**** Data to use

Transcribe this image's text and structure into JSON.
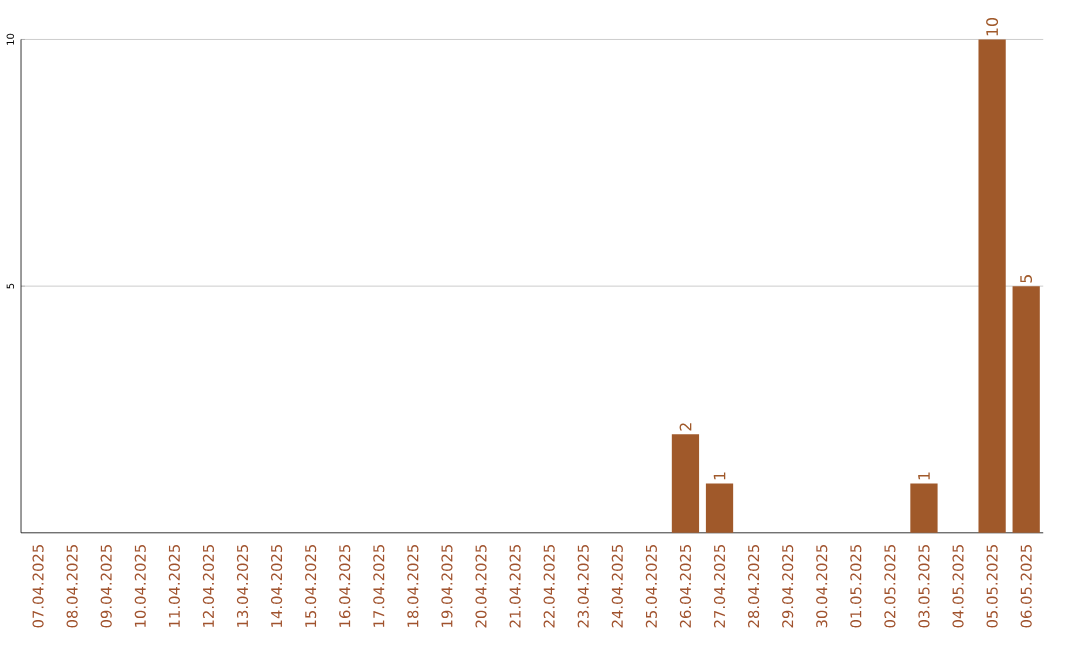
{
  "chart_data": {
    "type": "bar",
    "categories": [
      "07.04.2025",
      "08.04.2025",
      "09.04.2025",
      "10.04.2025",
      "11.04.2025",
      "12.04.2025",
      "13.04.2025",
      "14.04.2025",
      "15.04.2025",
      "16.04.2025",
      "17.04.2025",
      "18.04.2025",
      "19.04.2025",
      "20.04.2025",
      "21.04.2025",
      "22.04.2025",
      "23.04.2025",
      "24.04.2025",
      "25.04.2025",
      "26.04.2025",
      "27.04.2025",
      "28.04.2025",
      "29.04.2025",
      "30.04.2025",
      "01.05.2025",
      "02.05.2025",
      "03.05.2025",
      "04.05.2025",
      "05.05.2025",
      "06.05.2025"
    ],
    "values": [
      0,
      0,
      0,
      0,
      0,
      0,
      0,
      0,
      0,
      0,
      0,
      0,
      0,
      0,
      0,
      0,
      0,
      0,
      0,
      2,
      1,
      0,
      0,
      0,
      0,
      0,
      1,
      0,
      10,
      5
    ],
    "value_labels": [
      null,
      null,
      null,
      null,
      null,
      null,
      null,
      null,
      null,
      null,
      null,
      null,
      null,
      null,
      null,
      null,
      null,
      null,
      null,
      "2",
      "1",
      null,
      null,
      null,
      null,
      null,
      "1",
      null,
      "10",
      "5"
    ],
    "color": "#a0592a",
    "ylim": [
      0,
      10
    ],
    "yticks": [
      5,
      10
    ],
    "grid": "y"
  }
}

********

## Written exercise
Excluding the pictures, reproduce every entry exactly as given.

## Answer to the exercise
Transcribe this image's text and structure into JSON.
{
  "chart_data": {
    "type": "bar",
    "categories": [
      "07.04.2025",
      "08.04.2025",
      "09.04.2025",
      "10.04.2025",
      "11.04.2025",
      "12.04.2025",
      "13.04.2025",
      "14.04.2025",
      "15.04.2025",
      "16.04.2025",
      "17.04.2025",
      "18.04.2025",
      "19.04.2025",
      "20.04.2025",
      "21.04.2025",
      "22.04.2025",
      "23.04.2025",
      "24.04.2025",
      "25.04.2025",
      "26.04.2025",
      "27.04.2025",
      "28.04.2025",
      "29.04.2025",
      "30.04.2025",
      "01.05.2025",
      "02.05.2025",
      "03.05.2025",
      "04.05.2025",
      "05.05.2025",
      "06.05.2025"
    ],
    "values": [
      0,
      0,
      0,
      0,
      0,
      0,
      0,
      0,
      0,
      0,
      0,
      0,
      0,
      0,
      0,
      0,
      0,
      0,
      0,
      2,
      1,
      0,
      0,
      0,
      0,
      0,
      1,
      0,
      10,
      5
    ],
    "value_labels": [
      null,
      null,
      null,
      null,
      null,
      null,
      null,
      null,
      null,
      null,
      null,
      null,
      null,
      null,
      null,
      null,
      null,
      null,
      null,
      "2",
      "1",
      null,
      null,
      null,
      null,
      null,
      "1",
      null,
      "10",
      "5"
    ],
    "color": "#a0592a",
    "ylim": [
      0,
      10
    ],
    "yticks": [
      5,
      10
    ],
    "grid": "y"
  }
}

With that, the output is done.